=== WHAT THIS TASK INVOLVES ===
Print the entries exactly; no image belongs in the copy.

=== INPUT ===
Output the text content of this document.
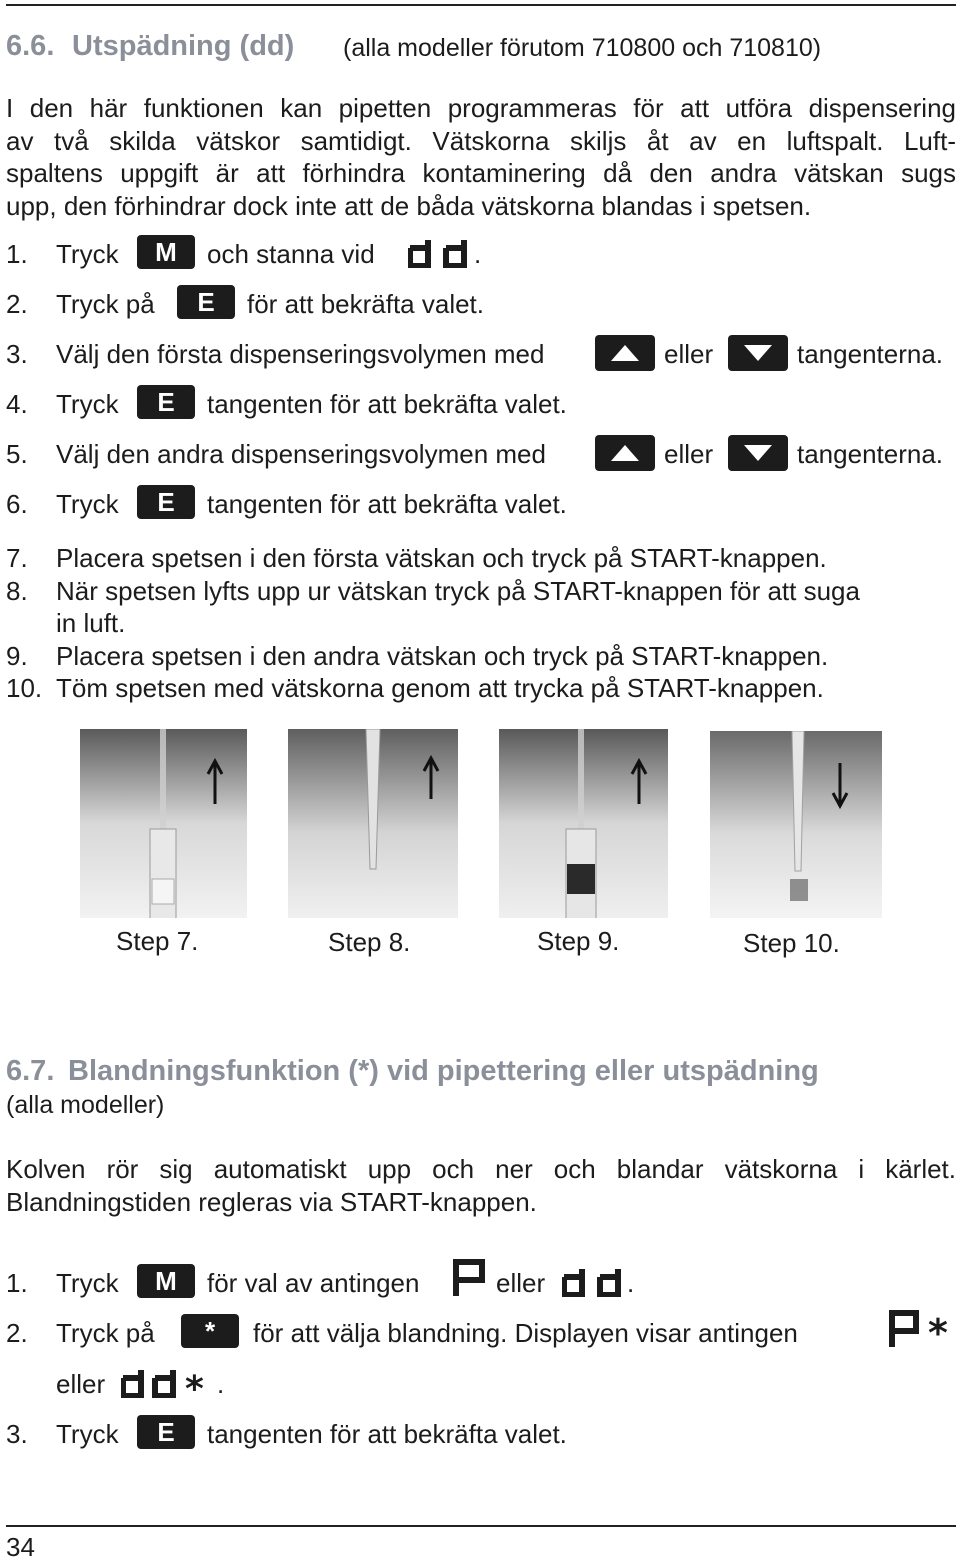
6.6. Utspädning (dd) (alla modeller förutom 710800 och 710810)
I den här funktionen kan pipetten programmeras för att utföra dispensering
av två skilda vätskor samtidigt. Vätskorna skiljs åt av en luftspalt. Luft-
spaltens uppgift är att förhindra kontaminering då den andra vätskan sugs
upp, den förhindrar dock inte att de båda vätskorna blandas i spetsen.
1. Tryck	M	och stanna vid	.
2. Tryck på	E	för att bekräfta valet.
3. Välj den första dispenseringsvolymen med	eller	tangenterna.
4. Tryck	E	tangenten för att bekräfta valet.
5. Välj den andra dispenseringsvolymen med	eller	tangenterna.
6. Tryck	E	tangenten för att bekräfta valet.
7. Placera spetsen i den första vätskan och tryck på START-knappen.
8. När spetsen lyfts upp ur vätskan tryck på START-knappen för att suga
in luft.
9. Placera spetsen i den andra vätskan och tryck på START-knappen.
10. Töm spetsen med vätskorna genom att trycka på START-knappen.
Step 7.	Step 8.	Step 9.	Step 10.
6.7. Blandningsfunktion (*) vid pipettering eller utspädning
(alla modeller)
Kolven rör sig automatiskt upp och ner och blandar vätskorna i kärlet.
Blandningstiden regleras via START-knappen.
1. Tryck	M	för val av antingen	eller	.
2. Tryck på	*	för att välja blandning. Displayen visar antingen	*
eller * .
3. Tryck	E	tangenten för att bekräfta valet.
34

=== RESPONSE AREA ===
Output the text content of this document.
6.6. Utspädning (dd) (alla modeller förutom 710800 och 710810)
I den här funktionen kan pipetten programmeras för att utföra dispensering
av två skilda vätskor samtidigt. Vätskorna skiljs åt av en luftspalt. Luft-
spaltens uppgift är att förhindra kontaminering då den andra vätskan sugs
upp, den förhindrar dock inte att de båda vätskorna blandas i spetsen.
1. Tryck	M	och stanna vid	.
2. Tryck på	E	för att bekräfta valet.
3. Välj den första dispenseringsvolymen med	eller	tangenterna.
4. Tryck	E	tangenten för att bekräfta valet.
5. Välj den andra dispenseringsvolymen med	eller	tangenterna.
6. Tryck	E	tangenten för att bekräfta valet.
7. Placera spetsen i den första vätskan och tryck på START-knappen.
8. När spetsen lyfts upp ur vätskan tryck på START-knappen för att suga
in luft.
9. Placera spetsen i den andra vätskan och tryck på START-knappen.
10. Töm spetsen med vätskorna genom att trycka på START-knappen.
Step 7.	Step 8.	Step 9.	Step 10.
6.7. Blandningsfunktion (*) vid pipettering eller utspädning
(alla modeller)
Kolven rör sig automatiskt upp och ner och blandar vätskorna i kärlet.
Blandningstiden regleras via START-knappen.
1. Tryck	M	för val av antingen	eller	.
2. Tryck på	*	för att välja blandning. Displayen visar antingen	*
eller * .
3. Tryck	E	tangenten för att bekräfta valet.
34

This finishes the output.